Your tasks
1/ List every city named in the blog excerpt.
2/ In the blog excerpt, which publisher released the novel Harald?
3/ Condense the paragraph of the blog excerpt that begins "It should be straightforward to automate the procedure" into a shorter version that keeps its main facts.

Nice to know someone was listening.

Tuesday, August 21, 2007

Internet in Hotels—a Puzzle

In my experience, low and medium priced hotels/motels usually provide a free internet connection, high priced ones usually charge for it. This seems to be true not only in the U.S. but in Europe as well, although that conclusion is based on less data—one fancy hotel in Helsinki, one each less fancy in London and Paris.

Does the pattern hold in general? If so, why? The obvious guess is that it has something to do with price discrimination, but I'm not sure just why it makes more sense to price discriminate against internet users in expensive hotels than in inexpensive ones.

Low Cost Cooling

A common hot weather strategy, especially for people living in big old houses without air conditioning, is to open windows at night when it is cool out, close them in the morning.

It should be straightforward to automate the procedure, using windows or vents that can be set to open when the temperature outside is cooler than the temperature inside, close when it is warmer, with fans to increase the airflow when desired. I would expect both the capital cost and the operating cost of such a system, used to replace or supplement air conditioning, to be trivial relative to the cost of air conditioning itself.

Yet I do not think I have ever seen such a system. Have I missed it? Or is there some non-obvious problem with the idea?

[The reason I have not been posting is that I've been travelling].

Sunday, July 22, 2007

My novel as podcasts

Last spring Harald, my first novel, was published by Baen. One friend who had heard me doing oral storytelling in the SCA commented that it read better if he imagined it in my storytelling voice. So, through the marvels of modern technology and the cooperation of my publisher ... .

The first section of Harald, the prologue and the first nine chapters, read by me, is now available as podcasts. Comments are welcome; I've done a lot of oral storytelling but this is my first venture into doing it online and I don't know how well it works. If people like it I'll do some more of it.

Thursday, July 12, 2007

Income and Human Mating Patterns

I've been reading Robert Wright's The Moral Animal, which seems to be a good popular presentation of evolutionary psychology. Two points occurred to me.

Provided information
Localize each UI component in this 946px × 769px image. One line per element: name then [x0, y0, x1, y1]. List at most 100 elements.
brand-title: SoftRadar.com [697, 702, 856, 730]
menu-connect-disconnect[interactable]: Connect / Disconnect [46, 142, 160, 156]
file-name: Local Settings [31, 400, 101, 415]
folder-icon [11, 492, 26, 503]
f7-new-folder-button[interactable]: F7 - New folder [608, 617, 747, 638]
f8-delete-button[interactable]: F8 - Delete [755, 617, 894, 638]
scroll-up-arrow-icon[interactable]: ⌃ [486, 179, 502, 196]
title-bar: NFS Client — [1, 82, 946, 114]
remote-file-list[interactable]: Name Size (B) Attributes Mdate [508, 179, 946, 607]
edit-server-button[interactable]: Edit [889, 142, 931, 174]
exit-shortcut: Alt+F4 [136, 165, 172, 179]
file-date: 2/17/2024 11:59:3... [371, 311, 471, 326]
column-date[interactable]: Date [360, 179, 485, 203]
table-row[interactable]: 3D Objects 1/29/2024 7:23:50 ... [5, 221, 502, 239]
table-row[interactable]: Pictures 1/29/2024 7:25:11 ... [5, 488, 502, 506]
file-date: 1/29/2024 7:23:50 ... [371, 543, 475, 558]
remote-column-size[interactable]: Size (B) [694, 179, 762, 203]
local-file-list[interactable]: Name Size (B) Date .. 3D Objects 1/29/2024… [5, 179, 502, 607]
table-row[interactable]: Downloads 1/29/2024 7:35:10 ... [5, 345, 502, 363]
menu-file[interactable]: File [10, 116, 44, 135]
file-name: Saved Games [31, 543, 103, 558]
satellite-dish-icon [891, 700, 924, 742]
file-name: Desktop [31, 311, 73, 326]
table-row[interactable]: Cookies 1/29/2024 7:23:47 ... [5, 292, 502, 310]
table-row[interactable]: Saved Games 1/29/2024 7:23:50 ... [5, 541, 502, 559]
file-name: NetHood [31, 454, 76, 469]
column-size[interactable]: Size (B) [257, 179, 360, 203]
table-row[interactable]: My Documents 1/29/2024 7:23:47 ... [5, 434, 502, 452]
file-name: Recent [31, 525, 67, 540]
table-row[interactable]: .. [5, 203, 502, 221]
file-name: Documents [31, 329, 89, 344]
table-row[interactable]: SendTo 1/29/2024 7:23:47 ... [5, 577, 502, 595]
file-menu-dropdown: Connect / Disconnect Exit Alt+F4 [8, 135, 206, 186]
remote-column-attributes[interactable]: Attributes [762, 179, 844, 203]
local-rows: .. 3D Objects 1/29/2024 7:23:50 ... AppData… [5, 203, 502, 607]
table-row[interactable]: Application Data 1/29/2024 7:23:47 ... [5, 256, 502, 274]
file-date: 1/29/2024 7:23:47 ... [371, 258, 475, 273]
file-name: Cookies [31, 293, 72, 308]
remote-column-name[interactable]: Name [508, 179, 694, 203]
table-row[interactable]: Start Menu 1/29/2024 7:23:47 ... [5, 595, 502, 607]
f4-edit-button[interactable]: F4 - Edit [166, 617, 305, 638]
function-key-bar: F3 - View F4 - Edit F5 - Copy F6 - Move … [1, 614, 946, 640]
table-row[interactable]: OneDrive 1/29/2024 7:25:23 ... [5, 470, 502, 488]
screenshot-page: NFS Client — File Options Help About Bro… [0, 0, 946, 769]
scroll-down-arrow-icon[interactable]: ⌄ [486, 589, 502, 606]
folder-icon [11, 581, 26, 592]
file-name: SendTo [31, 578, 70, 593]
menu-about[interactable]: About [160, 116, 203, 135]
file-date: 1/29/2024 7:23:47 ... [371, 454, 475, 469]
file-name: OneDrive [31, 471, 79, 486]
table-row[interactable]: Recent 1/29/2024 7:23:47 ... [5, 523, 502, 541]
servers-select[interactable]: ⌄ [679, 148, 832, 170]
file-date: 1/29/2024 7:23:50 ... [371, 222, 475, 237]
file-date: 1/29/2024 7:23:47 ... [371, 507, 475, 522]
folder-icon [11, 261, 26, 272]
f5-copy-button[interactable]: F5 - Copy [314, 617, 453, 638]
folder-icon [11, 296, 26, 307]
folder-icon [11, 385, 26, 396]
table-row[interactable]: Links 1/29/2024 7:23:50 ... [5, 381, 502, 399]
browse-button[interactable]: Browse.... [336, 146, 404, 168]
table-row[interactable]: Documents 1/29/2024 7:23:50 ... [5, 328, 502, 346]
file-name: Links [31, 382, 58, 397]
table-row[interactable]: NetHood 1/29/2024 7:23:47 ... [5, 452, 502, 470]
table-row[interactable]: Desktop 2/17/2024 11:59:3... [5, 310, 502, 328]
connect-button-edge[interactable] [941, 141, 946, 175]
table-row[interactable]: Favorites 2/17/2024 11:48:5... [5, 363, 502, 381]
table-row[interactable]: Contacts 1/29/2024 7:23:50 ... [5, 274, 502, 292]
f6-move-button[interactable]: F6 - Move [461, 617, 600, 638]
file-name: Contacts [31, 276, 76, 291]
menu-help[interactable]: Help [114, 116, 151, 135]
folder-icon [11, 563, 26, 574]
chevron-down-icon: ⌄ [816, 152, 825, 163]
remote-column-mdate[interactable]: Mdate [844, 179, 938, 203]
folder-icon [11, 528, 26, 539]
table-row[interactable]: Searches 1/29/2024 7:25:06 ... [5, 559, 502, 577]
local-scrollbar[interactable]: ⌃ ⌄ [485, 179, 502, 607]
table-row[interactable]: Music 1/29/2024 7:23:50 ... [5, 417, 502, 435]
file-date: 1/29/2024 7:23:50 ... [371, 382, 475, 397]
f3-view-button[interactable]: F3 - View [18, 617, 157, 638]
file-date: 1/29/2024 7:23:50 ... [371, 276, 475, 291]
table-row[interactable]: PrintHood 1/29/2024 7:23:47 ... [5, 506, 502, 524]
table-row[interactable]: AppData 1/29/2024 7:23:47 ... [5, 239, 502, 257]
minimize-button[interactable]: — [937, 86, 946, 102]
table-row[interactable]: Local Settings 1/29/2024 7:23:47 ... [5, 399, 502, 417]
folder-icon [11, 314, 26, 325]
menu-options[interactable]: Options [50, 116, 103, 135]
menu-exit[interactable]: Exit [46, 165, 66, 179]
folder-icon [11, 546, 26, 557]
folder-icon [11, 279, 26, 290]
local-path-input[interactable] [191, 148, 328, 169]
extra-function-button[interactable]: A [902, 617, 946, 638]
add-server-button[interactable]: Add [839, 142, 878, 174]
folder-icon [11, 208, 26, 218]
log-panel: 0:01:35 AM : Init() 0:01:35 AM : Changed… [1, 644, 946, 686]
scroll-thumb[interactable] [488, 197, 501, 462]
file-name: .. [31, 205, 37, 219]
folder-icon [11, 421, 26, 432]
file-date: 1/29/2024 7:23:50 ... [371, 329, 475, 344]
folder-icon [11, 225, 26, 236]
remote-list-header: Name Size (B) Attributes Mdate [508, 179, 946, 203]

The answers
1/ Helsinki, London, Paris

2/ Baen

3/ The procedure could be automated with windows or vents that open when the outside air is cooler than the inside and close when it is warmer, plus fans to boost airflow as desired. The capital and operating costs of such a system, used to replace or supplement air conditioning, would likely be trivial compared with the cost of air conditioning.